#### EXERCISE DESCRIPTION:
Copy every line with the string "Distance" in it.

#### EXCERPTED RECORDS:
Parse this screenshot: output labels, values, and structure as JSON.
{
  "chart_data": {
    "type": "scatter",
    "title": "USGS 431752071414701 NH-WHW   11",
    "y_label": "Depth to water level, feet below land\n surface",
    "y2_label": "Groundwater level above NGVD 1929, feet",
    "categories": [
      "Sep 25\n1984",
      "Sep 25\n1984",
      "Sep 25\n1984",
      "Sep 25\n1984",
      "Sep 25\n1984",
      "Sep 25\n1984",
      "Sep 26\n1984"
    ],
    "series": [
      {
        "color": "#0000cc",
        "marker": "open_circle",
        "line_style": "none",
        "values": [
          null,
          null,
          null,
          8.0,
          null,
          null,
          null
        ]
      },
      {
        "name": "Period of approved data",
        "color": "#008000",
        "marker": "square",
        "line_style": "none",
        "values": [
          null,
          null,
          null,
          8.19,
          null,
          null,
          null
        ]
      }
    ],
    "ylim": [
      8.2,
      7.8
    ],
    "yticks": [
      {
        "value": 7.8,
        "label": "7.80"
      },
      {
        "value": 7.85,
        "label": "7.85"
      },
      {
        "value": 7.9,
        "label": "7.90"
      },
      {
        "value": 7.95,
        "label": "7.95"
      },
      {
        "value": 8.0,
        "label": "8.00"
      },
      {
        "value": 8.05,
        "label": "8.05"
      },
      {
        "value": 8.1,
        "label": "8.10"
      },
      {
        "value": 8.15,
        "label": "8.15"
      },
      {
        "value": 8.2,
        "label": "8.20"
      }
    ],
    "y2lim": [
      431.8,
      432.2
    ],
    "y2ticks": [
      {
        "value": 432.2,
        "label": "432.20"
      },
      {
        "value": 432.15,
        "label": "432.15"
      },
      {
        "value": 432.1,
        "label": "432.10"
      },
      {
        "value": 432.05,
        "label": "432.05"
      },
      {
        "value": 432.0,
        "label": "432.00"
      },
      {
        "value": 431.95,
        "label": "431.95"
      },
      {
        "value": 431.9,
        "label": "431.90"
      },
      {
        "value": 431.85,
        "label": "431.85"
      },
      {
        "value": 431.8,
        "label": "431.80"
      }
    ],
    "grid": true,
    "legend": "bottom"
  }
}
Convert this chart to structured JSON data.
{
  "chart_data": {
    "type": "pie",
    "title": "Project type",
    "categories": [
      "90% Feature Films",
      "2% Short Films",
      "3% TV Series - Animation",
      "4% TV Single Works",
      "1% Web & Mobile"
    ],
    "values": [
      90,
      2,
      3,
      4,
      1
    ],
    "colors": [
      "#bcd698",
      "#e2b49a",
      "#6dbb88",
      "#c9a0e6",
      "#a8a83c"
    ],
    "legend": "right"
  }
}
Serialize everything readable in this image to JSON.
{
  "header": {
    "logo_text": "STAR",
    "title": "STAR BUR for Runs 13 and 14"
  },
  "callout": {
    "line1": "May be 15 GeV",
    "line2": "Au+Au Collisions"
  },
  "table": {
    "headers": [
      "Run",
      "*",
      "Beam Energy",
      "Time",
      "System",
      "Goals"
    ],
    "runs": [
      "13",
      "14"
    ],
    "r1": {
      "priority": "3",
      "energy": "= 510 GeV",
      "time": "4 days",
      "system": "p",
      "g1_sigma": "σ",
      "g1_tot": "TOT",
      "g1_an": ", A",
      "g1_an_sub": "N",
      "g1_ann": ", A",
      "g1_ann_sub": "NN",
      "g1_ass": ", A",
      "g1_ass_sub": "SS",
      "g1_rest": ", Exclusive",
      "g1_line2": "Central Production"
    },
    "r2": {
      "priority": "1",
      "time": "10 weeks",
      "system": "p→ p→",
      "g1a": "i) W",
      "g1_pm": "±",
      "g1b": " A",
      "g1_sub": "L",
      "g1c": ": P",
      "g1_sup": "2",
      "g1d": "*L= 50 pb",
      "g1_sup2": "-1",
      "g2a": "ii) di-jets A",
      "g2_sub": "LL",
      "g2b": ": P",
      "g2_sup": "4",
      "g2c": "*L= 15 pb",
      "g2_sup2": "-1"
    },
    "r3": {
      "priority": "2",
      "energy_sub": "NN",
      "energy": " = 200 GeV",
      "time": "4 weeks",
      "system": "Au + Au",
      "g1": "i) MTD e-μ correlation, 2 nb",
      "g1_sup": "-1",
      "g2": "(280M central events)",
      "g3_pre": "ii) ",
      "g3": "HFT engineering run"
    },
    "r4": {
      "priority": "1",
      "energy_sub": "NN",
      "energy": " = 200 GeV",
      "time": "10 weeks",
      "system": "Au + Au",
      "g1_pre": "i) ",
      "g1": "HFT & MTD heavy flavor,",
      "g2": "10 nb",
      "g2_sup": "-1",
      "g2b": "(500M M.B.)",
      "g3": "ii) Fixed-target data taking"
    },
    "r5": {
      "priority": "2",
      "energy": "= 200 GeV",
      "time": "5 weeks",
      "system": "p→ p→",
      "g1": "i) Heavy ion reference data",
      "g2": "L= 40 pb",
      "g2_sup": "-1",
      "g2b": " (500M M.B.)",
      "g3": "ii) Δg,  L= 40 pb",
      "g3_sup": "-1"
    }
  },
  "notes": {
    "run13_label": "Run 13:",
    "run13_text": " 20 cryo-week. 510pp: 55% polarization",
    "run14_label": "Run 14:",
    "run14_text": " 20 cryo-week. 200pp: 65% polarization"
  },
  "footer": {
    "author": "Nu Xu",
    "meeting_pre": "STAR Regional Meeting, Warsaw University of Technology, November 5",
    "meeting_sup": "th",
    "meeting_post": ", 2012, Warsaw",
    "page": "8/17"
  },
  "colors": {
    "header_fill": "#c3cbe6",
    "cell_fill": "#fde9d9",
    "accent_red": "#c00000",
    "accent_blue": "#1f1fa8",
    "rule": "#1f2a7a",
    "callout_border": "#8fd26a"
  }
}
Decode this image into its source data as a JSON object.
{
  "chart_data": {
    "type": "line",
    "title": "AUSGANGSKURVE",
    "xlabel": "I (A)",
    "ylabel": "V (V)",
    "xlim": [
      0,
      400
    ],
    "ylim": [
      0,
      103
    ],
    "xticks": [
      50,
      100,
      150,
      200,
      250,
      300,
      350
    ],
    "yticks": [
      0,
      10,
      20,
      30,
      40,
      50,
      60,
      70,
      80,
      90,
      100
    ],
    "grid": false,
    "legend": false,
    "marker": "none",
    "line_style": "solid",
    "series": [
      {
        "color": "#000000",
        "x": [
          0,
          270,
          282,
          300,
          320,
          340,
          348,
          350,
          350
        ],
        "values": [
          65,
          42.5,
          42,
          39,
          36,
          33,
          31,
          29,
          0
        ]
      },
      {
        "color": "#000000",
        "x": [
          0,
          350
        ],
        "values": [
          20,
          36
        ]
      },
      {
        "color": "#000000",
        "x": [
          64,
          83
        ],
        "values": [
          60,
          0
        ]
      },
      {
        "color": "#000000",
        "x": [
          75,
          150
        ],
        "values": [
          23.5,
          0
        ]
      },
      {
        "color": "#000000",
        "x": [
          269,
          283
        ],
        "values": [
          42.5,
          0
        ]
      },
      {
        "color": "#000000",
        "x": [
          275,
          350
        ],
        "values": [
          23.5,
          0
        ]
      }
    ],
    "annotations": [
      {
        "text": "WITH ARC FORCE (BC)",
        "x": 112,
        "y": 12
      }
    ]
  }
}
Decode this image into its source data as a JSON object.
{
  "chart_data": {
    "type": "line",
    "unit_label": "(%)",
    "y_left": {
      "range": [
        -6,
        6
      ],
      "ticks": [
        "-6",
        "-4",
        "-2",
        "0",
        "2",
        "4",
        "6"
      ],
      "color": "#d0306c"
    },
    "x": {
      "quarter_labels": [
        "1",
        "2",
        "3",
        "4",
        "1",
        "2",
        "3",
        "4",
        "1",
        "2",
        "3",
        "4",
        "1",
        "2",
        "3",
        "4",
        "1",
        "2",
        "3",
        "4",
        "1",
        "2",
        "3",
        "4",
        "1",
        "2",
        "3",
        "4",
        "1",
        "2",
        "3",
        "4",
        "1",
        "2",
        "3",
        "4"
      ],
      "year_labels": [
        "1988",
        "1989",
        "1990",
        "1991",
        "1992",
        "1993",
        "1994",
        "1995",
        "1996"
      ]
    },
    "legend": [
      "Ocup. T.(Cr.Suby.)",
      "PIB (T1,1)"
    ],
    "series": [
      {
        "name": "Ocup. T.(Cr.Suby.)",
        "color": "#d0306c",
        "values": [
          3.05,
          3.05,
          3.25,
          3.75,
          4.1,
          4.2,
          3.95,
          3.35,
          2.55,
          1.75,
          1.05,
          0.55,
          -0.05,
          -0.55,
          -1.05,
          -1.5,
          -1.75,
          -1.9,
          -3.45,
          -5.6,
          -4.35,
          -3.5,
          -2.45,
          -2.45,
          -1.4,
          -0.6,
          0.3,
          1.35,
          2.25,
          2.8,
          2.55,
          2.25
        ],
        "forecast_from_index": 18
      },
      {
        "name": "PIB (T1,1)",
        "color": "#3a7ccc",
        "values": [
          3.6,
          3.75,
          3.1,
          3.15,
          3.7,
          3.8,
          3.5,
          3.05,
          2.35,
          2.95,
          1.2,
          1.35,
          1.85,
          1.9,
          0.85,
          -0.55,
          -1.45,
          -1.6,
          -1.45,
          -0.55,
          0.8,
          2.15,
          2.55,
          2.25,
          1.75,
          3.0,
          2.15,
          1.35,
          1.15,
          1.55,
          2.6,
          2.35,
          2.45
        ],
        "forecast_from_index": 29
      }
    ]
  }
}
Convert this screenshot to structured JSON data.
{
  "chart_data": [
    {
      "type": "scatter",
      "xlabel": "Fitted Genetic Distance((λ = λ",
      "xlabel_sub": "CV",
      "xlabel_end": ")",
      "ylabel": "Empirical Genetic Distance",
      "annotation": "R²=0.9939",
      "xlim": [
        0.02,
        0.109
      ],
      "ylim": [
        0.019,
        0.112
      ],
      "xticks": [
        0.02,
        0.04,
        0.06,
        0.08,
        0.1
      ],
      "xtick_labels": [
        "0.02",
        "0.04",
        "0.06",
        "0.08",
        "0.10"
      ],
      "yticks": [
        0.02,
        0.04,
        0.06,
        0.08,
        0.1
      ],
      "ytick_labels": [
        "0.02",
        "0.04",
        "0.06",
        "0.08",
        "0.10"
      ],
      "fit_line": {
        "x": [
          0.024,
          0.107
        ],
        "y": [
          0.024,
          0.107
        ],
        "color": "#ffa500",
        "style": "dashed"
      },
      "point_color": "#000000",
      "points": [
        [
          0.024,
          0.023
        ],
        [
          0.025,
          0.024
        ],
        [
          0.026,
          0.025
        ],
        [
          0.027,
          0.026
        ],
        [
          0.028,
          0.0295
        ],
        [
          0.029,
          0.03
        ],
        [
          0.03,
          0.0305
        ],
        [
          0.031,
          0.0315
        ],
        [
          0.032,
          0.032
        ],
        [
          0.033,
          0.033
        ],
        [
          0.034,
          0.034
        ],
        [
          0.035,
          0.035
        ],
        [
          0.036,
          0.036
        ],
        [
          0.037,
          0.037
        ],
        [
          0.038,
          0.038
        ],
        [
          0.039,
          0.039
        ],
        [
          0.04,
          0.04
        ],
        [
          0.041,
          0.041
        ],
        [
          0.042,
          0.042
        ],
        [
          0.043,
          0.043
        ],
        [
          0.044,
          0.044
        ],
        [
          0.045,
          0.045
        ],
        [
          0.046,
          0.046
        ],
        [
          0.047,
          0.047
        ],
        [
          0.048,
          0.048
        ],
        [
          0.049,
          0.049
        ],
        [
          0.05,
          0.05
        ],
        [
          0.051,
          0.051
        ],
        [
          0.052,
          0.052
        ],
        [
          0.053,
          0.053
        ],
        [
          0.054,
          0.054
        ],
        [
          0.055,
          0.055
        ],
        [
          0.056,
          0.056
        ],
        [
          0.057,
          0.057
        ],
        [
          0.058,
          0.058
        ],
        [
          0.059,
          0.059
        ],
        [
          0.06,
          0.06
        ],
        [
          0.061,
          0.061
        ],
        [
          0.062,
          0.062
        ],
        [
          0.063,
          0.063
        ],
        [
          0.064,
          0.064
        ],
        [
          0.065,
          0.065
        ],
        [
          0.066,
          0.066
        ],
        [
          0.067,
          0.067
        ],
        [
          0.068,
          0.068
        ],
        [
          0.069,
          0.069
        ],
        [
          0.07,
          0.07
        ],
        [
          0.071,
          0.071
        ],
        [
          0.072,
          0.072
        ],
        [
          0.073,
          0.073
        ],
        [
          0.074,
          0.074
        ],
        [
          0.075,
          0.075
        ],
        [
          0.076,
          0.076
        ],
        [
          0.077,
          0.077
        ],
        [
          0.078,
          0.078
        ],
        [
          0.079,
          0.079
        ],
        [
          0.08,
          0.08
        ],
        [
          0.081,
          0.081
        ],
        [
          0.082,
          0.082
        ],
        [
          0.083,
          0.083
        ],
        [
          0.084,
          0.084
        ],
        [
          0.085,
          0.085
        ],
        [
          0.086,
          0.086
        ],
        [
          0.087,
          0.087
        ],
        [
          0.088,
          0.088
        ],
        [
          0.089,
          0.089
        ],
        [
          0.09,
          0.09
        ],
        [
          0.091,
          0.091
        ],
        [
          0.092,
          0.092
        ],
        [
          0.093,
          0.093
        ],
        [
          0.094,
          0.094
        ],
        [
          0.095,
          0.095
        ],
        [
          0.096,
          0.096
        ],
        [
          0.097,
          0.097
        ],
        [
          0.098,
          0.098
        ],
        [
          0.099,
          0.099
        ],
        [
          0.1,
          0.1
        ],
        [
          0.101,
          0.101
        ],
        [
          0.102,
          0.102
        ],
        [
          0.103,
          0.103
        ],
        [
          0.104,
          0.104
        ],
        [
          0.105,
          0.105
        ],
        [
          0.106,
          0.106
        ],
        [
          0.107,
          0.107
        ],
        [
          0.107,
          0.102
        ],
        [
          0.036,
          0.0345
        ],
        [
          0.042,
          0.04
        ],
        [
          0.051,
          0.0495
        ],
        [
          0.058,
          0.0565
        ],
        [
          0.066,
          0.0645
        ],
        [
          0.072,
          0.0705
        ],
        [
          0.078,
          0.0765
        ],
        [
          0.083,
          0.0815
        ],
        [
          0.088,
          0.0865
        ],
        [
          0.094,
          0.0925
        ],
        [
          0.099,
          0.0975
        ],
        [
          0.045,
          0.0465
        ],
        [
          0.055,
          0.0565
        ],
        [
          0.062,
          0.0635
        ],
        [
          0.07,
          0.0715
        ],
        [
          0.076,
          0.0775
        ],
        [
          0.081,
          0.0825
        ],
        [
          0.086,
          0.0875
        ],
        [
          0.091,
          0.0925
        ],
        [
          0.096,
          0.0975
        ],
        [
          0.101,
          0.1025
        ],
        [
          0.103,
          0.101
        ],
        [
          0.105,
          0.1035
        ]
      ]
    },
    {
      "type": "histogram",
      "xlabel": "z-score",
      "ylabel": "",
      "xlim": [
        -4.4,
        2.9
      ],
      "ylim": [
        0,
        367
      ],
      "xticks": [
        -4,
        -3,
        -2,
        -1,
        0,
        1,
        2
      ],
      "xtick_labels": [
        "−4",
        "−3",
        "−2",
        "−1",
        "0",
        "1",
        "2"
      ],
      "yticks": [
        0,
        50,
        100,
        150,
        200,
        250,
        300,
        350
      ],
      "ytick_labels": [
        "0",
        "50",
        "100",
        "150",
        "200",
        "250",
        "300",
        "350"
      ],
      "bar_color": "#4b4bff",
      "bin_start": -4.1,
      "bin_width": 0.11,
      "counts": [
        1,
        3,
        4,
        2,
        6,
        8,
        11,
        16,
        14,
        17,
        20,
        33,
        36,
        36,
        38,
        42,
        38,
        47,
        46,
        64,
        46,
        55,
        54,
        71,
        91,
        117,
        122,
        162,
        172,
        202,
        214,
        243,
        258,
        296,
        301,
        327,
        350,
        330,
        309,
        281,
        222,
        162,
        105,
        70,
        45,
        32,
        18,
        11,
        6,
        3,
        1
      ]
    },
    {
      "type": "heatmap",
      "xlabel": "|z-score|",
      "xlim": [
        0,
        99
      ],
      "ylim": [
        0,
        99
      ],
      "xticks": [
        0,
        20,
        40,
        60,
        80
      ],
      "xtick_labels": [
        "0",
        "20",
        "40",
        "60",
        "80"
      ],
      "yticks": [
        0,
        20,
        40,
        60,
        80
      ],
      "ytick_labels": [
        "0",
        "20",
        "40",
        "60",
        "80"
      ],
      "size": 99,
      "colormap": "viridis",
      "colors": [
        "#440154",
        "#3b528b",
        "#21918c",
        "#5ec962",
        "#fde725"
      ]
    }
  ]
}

#### WRITTEN RESPONSE:
      "xlabel": "Fitted Genetic Distance((λ = λ",
      "ylabel": "Empirical Genetic Distance",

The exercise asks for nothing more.